⟨

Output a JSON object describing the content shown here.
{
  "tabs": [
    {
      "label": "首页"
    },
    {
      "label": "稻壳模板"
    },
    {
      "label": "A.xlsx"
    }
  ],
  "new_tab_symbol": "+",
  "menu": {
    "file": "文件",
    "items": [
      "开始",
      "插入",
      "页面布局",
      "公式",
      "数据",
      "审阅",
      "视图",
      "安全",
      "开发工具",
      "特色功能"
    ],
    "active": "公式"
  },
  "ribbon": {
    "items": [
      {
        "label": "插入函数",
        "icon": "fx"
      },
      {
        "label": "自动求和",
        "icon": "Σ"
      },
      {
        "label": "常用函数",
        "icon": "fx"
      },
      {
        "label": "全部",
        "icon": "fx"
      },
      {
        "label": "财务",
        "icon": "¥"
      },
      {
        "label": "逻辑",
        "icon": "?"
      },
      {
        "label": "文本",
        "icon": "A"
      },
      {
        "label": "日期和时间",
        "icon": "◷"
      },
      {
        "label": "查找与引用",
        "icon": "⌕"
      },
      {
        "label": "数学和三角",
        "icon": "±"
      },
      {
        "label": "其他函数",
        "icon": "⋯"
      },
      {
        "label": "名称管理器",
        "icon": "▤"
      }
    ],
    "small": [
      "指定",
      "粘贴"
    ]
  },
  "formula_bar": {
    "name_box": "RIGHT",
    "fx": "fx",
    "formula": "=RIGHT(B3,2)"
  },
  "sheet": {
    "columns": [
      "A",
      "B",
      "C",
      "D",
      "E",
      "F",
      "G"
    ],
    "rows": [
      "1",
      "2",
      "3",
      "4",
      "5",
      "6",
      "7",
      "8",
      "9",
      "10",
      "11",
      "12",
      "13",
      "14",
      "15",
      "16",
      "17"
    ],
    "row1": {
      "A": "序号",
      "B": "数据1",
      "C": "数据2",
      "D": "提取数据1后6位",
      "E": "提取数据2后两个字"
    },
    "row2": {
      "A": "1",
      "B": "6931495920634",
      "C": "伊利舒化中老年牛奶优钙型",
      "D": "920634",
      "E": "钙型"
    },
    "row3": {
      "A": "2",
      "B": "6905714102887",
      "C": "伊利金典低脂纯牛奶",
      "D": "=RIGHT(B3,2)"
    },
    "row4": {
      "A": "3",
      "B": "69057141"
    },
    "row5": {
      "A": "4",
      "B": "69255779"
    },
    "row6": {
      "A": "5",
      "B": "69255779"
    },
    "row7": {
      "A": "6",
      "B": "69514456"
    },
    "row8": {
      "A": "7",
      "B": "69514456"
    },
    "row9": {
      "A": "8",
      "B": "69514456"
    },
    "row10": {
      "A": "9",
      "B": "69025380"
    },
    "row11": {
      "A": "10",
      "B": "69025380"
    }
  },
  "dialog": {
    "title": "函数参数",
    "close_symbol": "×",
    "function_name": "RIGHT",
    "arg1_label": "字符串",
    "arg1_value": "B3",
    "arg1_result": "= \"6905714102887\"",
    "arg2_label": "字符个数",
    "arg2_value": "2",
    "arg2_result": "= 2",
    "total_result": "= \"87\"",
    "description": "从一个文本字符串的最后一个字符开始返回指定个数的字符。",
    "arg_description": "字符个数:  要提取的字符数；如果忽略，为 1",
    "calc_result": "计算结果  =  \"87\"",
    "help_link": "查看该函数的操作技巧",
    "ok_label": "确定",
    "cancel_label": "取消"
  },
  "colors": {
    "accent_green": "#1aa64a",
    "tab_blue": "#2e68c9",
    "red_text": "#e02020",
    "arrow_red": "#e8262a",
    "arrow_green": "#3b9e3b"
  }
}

⟩

Job: Only lines holding the string "字符个数" are wanted; gather each one from the entries above.

Exercise output:
    "arg2_label": "字符个数",
    "arg_description": "字符个数:  要提取的字符数；如果忽略，为 1",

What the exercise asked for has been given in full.